# WHAT THE TASK ASKS
Render each line of the material below as an item in a numbered list, omitting any blank lines.

# STORED DATA

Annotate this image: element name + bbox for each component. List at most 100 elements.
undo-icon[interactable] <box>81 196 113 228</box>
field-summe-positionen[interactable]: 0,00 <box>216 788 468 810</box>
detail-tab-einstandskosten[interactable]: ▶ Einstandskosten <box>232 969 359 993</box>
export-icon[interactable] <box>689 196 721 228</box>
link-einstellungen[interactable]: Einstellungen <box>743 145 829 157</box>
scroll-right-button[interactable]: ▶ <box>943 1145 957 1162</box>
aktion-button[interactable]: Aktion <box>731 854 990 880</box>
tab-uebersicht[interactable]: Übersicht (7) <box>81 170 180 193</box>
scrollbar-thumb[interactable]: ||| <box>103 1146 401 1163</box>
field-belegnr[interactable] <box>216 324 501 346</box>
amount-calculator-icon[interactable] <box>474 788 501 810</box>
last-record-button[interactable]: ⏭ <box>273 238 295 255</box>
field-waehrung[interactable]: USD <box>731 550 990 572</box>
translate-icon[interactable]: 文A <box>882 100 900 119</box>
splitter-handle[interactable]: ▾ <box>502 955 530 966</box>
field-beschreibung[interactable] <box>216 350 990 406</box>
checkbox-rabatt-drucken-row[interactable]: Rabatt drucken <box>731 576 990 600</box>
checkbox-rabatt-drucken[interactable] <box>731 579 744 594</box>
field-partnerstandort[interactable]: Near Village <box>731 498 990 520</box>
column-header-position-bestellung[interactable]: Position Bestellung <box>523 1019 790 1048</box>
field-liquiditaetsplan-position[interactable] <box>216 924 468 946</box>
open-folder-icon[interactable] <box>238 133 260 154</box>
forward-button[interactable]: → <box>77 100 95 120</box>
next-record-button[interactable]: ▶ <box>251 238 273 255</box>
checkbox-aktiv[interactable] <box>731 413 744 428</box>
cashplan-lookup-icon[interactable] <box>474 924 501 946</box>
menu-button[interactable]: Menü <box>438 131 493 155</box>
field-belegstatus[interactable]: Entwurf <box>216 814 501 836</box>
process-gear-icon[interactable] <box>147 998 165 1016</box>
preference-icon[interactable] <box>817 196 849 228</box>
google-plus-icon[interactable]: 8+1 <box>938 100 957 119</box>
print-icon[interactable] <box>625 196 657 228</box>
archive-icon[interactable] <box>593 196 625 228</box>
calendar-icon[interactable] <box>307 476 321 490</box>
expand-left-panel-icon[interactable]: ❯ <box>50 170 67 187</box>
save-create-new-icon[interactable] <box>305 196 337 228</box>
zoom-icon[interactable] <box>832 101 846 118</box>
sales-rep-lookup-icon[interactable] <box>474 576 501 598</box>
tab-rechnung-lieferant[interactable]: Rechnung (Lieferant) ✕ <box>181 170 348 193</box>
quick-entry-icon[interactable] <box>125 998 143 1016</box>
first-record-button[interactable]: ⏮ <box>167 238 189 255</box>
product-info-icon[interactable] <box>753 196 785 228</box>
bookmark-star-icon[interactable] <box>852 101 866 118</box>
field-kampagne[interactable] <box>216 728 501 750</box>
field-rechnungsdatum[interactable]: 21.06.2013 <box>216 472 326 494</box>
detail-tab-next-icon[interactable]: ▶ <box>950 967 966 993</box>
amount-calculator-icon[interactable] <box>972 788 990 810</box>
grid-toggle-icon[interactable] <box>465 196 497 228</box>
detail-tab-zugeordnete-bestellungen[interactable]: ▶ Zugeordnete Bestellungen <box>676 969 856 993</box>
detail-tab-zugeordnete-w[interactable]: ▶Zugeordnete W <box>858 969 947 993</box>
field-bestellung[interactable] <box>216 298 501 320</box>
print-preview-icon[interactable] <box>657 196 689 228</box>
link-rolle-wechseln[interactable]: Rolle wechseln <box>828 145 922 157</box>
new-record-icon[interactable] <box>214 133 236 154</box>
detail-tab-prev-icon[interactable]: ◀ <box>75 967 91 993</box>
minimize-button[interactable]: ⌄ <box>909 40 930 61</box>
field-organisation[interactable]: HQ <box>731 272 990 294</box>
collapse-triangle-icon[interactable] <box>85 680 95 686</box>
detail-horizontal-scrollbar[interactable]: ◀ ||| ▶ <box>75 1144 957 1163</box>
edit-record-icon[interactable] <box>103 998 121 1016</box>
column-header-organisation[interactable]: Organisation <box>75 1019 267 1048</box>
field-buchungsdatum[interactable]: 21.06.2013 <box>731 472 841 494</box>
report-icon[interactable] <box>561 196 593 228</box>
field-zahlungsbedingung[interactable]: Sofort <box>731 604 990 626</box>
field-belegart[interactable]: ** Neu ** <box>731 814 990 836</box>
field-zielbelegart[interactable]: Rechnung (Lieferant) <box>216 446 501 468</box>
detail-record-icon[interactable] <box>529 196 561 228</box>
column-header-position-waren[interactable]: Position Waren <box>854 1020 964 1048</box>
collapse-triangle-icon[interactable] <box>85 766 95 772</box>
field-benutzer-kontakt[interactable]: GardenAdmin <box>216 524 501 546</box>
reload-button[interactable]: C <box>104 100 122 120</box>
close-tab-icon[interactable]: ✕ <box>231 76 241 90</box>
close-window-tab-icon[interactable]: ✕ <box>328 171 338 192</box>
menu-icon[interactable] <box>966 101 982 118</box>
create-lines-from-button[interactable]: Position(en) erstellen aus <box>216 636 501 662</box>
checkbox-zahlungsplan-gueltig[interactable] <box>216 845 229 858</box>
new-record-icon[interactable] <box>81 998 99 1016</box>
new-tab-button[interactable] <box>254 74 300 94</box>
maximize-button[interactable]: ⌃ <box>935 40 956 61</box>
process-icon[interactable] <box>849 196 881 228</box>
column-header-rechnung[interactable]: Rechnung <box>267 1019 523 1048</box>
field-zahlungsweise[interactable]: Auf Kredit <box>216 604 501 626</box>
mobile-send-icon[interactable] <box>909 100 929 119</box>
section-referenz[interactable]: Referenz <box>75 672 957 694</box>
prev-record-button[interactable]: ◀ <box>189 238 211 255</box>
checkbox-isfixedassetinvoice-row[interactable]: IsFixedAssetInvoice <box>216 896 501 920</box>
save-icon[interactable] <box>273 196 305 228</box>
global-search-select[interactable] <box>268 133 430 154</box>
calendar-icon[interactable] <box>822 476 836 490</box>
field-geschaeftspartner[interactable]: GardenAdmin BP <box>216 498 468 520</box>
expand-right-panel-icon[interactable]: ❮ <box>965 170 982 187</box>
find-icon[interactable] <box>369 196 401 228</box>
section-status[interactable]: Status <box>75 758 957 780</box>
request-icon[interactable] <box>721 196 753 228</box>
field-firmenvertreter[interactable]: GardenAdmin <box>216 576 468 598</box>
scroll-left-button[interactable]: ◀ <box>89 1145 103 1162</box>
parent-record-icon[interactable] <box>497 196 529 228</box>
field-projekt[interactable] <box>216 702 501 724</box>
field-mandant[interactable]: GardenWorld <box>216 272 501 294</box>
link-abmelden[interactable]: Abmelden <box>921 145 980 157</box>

# RESULT BELOW
1. Annotate this image: element name + bbox for each component. List at most 100 elements.
2. undo-icon[interactable] <box>81 196 113 228</box>
3. field-summe-positionen[interactable]: 0,00 <box>216 788 468 810</box>
4. detail-tab-einstandskosten[interactable]: ▶ Einstandskosten <box>232 969 359 993</box>
5. export-icon[interactable] <box>689 196 721 228</box>
6. link-einstellungen[interactable]: Einstellungen <box>743 145 829 157</box>
7. scroll-right-button[interactable]: ▶ <box>943 1145 957 1162</box>
8. aktion-button[interactable]: Aktion <box>731 854 990 880</box>
9. tab-uebersicht[interactable]: Übersicht (7) <box>81 170 180 193</box>
10. scrollbar-thumb[interactable]: ||| <box>103 1146 401 1163</box>
11. field-belegnr[interactable] <box>216 324 501 346</box>
12. amount-calculator-icon[interactable] <box>474 788 501 810</box>
13. last-record-button[interactable]: ⏭ <box>273 238 295 255</box>
14. field-waehrung[interactable]: USD <box>731 550 990 572</box>
15. translate-icon[interactable]: 文A <box>882 100 900 119</box>
16. splitter-handle[interactable]: ▾ <box>502 955 530 966</box>
17. field-beschreibung[interactable] <box>216 350 990 406</box>
18. checkbox-rabatt-drucken-row[interactable]: Rabatt drucken <box>731 576 990 600</box>
19. checkbox-rabatt-drucken[interactable] <box>731 579 744 594</box>
20. field-partnerstandort[interactable]: Near Village <box>731 498 990 520</box>
21. column-header-position-bestellung[interactable]: Position Bestellung <box>523 1019 790 1048</box>
22. field-liquiditaetsplan-position[interactable] <box>216 924 468 946</box>
23. open-folder-icon[interactable] <box>238 133 260 154</box>
24. forward-button[interactable]: → <box>77 100 95 120</box>
25. next-record-button[interactable]: ▶ <box>251 238 273 255</box>
26. checkbox-aktiv[interactable] <box>731 413 744 428</box>
27. cashplan-lookup-icon[interactable] <box>474 924 501 946</box>
28. menu-button[interactable]: Menü <box>438 131 493 155</box>
29. field-belegstatus[interactable]: Entwurf <box>216 814 501 836</box>
30. process-gear-icon[interactable] <box>147 998 165 1016</box>
31. preference-icon[interactable] <box>817 196 849 228</box>
32. google-plus-icon[interactable]: 8+1 <box>938 100 957 119</box>
33. print-icon[interactable] <box>625 196 657 228</box>
34. archive-icon[interactable] <box>593 196 625 228</box>
35. calendar-icon[interactable] <box>307 476 321 490</box>
36. expand-left-panel-icon[interactable]: ❯ <box>50 170 67 187</box>
37. save-create-new-icon[interactable] <box>305 196 337 228</box>
38. zoom-icon[interactable] <box>832 101 846 118</box>
39. sales-rep-lookup-icon[interactable] <box>474 576 501 598</box>
40. tab-rechnung-lieferant[interactable]: Rechnung (Lieferant) ✕ <box>181 170 348 193</box>
41. quick-entry-icon[interactable] <box>125 998 143 1016</box>
42. first-record-button[interactable]: ⏮ <box>167 238 189 255</box>
43. product-info-icon[interactable] <box>753 196 785 228</box>
44. bookmark-star-icon[interactable] <box>852 101 866 118</box>
45. field-kampagne[interactable] <box>216 728 501 750</box>
46. field-rechnungsdatum[interactable]: 21.06.2013 <box>216 472 326 494</box>
47. detail-tab-next-icon[interactable]: ▶ <box>950 967 966 993</box>
48. amount-calculator-icon[interactable] <box>972 788 990 810</box>
49. grid-toggle-icon[interactable] <box>465 196 497 228</box>
50. detail-tab-zugeordnete-bestellungen[interactable]: ▶ Zugeordnete Bestellungen <box>676 969 856 993</box>
51. detail-tab-zugeordnete-w[interactable]: ▶Zugeordnete W <box>858 969 947 993</box>
52. field-bestellung[interactable] <box>216 298 501 320</box>
53. print-preview-icon[interactable] <box>657 196 689 228</box>
54. link-rolle-wechseln[interactable]: Rolle wechseln <box>828 145 922 157</box>
55. new-record-icon[interactable] <box>214 133 236 154</box>
56. detail-tab-prev-icon[interactable]: ◀ <box>75 967 91 993</box>
57. minimize-button[interactable]: ⌄ <box>909 40 930 61</box>
58. field-organisation[interactable]: HQ <box>731 272 990 294</box>
59. collapse-triangle-icon[interactable] <box>85 680 95 686</box>
60. detail-horizontal-scrollbar[interactable]: ◀ ||| ▶ <box>75 1144 957 1163</box>
61. edit-record-icon[interactable] <box>103 998 121 1016</box>
62. column-header-organisation[interactable]: Organisation <box>75 1019 267 1048</box>
63. field-buchungsdatum[interactable]: 21.06.2013 <box>731 472 841 494</box>
64. report-icon[interactable] <box>561 196 593 228</box>
65. field-zahlungsbedingung[interactable]: Sofort <box>731 604 990 626</box>
66. field-belegart[interactable]: ** Neu ** <box>731 814 990 836</box>
67. field-zielbelegart[interactable]: Rechnung (Lieferant) <box>216 446 501 468</box>
68. detail-record-icon[interactable] <box>529 196 561 228</box>
69. column-header-position-waren[interactable]: Position Waren <box>854 1020 964 1048</box>
70. collapse-triangle-icon[interactable] <box>85 766 95 772</box>
71. field-benutzer-kontakt[interactable]: GardenAdmin <box>216 524 501 546</box>
72. reload-button[interactable]: C <box>104 100 122 120</box>
73. close-tab-icon[interactable]: ✕ <box>231 76 241 90</box>
74. close-window-tab-icon[interactable]: ✕ <box>328 171 338 192</box>
75. menu-icon[interactable] <box>966 101 982 118</box>
76. create-lines-from-button[interactable]: Position(en) erstellen aus <box>216 636 501 662</box>
77. checkbox-zahlungsplan-gueltig[interactable] <box>216 845 229 858</box>
78. new-record-icon[interactable] <box>81 998 99 1016</box>
79. new-tab-button[interactable] <box>254 74 300 94</box>
80. maximize-button[interactable]: ⌃ <box>935 40 956 61</box>
81. process-icon[interactable] <box>849 196 881 228</box>
82. column-header-rechnung[interactable]: Rechnung <box>267 1019 523 1048</box>
83. field-zahlungsweise[interactable]: Auf Kredit <box>216 604 501 626</box>
84. mobile-send-icon[interactable] <box>909 100 929 119</box>
85. section-referenz[interactable]: Referenz <box>75 672 957 694</box>
86. prev-record-button[interactable]: ◀ <box>189 238 211 255</box>
87. checkbox-isfixedassetinvoice-row[interactable]: IsFixedAssetInvoice <box>216 896 501 920</box>
88. save-icon[interactable] <box>273 196 305 228</box>
89. global-search-select[interactable] <box>268 133 430 154</box>
90. calendar-icon[interactable] <box>822 476 836 490</box>
91. field-geschaeftspartner[interactable]: GardenAdmin BP <box>216 498 468 520</box>
92. expand-right-panel-icon[interactable]: ❮ <box>965 170 982 187</box>
93. find-icon[interactable] <box>369 196 401 228</box>
94. section-status[interactable]: Status <box>75 758 957 780</box>
95. request-icon[interactable] <box>721 196 753 228</box>
96. field-firmenvertreter[interactable]: GardenAdmin <box>216 576 468 598</box>
97. scroll-left-button[interactable]: ◀ <box>89 1145 103 1162</box>
98. parent-record-icon[interactable] <box>497 196 529 228</box>
99. field-projekt[interactable] <box>216 702 501 724</box>
100. field-mandant[interactable]: GardenWorld <box>216 272 501 294</box>
101. link-abmelden[interactable]: Abmelden <box>921 145 980 157</box>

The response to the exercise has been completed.